Data section —
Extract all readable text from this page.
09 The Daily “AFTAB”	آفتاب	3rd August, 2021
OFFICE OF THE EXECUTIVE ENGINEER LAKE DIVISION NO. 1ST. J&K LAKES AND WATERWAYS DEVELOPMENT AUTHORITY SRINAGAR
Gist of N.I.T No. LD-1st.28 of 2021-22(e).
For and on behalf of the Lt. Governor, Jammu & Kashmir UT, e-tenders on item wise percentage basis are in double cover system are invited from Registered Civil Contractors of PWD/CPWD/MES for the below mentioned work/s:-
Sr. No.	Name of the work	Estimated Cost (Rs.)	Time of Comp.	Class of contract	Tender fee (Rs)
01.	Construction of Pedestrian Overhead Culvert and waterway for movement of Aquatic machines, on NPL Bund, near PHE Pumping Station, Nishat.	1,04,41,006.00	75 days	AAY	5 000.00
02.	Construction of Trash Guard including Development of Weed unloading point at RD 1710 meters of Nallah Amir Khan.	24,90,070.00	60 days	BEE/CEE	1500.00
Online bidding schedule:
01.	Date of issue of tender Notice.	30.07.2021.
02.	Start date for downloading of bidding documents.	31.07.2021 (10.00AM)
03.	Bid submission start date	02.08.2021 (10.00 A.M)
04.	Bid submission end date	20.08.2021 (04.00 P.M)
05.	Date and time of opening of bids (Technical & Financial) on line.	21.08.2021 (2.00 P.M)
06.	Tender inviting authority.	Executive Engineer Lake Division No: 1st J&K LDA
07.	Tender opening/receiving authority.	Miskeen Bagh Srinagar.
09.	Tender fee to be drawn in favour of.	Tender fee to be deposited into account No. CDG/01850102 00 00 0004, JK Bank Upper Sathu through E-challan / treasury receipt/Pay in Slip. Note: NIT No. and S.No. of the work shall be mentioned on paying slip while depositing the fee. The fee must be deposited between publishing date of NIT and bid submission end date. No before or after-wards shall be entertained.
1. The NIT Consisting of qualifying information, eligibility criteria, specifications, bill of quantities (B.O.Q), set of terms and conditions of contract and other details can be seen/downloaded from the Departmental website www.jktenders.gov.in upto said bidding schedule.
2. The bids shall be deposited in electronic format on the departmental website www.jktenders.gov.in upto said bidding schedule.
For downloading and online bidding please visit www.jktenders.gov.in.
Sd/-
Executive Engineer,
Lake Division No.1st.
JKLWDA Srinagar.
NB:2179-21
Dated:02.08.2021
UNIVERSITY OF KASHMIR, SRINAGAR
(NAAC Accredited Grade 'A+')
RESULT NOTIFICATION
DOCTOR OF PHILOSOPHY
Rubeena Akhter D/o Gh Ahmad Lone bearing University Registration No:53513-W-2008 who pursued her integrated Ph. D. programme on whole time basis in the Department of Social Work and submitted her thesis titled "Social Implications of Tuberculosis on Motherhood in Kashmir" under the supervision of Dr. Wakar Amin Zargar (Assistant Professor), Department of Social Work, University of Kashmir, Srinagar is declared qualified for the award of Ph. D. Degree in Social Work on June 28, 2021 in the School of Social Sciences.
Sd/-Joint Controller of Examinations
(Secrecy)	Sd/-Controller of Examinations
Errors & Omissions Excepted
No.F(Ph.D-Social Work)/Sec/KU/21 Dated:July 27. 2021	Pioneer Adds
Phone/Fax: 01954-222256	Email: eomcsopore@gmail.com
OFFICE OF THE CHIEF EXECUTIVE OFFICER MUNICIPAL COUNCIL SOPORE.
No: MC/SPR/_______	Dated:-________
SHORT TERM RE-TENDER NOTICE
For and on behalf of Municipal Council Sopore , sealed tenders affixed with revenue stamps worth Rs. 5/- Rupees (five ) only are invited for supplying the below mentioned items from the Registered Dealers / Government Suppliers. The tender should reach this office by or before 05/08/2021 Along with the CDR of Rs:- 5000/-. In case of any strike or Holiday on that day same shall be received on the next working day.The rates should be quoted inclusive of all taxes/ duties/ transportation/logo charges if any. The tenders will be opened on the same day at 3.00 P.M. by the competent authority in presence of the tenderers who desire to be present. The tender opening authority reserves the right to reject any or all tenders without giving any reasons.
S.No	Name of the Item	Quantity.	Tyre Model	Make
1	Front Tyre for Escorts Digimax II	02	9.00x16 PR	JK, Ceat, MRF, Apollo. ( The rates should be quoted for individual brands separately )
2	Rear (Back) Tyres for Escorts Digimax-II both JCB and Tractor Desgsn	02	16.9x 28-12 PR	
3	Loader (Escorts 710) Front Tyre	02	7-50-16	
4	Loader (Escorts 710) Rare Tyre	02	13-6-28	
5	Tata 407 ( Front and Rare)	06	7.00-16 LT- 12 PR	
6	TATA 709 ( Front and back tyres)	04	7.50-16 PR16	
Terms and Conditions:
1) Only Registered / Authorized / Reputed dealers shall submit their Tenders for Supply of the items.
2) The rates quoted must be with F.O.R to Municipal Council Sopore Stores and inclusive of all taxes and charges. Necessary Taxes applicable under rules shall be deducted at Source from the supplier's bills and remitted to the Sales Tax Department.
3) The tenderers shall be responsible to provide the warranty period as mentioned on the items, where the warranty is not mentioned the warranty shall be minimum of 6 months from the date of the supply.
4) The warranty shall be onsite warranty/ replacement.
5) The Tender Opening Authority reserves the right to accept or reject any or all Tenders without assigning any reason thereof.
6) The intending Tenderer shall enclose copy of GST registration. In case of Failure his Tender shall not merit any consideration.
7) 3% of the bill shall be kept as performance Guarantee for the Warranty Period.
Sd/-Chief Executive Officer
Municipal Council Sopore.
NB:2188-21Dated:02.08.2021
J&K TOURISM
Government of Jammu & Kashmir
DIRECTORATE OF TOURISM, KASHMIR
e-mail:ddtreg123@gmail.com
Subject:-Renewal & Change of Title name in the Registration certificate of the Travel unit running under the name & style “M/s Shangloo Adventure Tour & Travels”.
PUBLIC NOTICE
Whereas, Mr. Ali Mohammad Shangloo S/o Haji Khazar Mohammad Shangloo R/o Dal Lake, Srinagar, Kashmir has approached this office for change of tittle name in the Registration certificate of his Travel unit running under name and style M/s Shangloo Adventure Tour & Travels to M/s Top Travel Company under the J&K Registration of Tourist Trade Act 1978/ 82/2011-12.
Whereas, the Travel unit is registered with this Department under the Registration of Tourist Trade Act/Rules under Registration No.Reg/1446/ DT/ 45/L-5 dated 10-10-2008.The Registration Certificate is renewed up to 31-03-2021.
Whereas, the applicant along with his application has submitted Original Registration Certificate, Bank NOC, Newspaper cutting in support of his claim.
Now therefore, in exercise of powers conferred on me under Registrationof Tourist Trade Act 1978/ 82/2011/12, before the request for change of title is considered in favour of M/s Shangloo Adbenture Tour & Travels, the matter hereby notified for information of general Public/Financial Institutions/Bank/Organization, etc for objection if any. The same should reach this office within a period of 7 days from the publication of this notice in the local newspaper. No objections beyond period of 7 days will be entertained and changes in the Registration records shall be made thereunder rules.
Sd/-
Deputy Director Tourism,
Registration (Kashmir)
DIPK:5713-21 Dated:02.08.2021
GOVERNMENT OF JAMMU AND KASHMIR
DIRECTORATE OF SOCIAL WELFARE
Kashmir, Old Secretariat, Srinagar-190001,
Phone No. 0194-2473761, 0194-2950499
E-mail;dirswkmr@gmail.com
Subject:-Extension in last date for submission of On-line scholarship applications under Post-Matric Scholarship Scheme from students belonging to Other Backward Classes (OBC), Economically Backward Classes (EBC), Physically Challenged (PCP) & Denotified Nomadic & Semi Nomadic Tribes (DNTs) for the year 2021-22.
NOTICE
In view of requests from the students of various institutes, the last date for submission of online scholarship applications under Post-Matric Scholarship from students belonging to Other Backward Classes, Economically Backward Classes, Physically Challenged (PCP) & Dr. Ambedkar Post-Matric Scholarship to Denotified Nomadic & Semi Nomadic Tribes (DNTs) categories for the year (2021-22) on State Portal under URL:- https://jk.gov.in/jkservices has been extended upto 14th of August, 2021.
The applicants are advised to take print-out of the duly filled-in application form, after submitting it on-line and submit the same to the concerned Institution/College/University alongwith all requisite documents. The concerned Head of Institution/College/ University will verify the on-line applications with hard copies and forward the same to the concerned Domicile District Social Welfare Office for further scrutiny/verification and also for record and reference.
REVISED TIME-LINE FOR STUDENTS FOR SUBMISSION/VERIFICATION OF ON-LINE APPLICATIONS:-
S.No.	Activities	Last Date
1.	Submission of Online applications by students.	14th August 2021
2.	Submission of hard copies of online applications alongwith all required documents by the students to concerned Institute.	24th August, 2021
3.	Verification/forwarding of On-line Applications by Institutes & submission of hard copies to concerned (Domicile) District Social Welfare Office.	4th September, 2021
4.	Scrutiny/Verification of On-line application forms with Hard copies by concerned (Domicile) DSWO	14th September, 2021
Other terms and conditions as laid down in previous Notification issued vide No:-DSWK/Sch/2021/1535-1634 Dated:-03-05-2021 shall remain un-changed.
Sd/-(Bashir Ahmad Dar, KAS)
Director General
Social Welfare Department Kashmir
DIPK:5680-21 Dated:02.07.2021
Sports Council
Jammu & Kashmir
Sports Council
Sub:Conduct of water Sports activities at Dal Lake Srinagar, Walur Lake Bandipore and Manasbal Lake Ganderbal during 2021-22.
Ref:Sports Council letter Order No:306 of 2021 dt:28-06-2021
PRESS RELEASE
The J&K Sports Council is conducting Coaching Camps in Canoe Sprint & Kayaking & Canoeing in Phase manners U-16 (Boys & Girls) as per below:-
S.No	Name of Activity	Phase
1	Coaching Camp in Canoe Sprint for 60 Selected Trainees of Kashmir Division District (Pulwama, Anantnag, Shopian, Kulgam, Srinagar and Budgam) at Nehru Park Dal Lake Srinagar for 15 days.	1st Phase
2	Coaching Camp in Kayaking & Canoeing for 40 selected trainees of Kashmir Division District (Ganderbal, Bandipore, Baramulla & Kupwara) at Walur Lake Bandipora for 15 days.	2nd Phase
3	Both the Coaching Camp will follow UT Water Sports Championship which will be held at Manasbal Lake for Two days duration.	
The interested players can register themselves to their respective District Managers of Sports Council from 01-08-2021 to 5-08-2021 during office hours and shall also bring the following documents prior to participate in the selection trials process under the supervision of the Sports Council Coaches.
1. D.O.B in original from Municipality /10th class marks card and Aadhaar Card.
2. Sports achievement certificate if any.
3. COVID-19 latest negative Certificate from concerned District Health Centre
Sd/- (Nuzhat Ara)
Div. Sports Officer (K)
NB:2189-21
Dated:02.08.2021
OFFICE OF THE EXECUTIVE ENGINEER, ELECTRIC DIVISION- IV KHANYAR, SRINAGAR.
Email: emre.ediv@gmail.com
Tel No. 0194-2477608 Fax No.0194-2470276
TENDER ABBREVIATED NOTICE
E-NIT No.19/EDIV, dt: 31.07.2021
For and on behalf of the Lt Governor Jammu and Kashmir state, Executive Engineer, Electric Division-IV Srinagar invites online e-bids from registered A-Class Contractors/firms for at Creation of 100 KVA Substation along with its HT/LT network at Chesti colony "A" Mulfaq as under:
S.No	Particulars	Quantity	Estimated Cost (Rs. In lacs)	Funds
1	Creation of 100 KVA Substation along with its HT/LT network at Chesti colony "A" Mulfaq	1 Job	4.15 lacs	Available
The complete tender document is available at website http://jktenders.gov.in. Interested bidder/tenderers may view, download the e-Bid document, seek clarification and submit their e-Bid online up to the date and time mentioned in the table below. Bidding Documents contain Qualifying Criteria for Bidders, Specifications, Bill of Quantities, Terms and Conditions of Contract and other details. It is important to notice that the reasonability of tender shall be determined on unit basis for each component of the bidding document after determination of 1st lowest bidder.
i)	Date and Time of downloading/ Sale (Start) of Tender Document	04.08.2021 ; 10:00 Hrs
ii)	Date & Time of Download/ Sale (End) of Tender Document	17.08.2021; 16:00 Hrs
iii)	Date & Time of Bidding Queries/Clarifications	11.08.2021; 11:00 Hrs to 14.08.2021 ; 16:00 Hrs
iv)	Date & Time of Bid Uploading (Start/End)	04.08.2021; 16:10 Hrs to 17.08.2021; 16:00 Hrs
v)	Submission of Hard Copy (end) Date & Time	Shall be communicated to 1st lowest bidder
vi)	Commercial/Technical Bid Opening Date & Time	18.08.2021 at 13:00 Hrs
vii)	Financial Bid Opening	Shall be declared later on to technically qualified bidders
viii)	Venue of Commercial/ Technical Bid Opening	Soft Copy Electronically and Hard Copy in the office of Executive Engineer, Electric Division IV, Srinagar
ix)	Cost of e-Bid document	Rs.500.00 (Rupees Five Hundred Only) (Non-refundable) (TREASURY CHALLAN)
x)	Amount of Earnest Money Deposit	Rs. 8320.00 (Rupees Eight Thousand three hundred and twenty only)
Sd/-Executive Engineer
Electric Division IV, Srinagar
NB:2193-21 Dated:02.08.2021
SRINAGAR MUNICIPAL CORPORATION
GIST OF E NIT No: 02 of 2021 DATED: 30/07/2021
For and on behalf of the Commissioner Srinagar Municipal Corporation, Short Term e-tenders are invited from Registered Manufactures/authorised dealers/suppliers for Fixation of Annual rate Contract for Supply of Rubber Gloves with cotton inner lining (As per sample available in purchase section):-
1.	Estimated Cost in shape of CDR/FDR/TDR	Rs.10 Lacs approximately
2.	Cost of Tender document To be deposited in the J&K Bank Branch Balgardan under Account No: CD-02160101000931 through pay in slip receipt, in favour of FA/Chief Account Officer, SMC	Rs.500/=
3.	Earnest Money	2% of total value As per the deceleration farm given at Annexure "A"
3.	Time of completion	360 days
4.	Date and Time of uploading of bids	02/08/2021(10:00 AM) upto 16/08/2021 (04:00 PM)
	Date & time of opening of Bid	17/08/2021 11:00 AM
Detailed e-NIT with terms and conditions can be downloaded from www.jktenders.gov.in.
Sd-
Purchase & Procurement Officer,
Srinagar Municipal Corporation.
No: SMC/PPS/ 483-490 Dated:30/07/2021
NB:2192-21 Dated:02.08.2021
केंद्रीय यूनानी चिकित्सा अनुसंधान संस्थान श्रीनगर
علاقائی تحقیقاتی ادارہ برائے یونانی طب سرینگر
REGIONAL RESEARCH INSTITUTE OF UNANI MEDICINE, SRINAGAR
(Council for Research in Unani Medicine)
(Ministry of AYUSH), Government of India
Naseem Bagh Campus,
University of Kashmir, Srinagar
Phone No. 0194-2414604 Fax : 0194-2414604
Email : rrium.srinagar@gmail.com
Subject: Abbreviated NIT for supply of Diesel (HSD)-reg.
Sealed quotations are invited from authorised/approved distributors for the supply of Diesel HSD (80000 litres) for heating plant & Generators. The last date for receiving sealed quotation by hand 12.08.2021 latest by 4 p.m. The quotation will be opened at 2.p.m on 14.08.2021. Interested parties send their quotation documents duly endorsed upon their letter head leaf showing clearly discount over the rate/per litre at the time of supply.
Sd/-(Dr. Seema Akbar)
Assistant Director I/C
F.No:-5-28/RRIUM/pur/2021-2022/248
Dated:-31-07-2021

Do this —
Report every line containing the word "Money" from the listing above.

Answer for this exercise —
x)	Amount of Earnest Money Deposit	Rs. 8320.00 (Rupees Eight Thousand three hundred and twenty only)
3.	Earnest Money	2% of total value As per the deceleration farm given at Annexure "A"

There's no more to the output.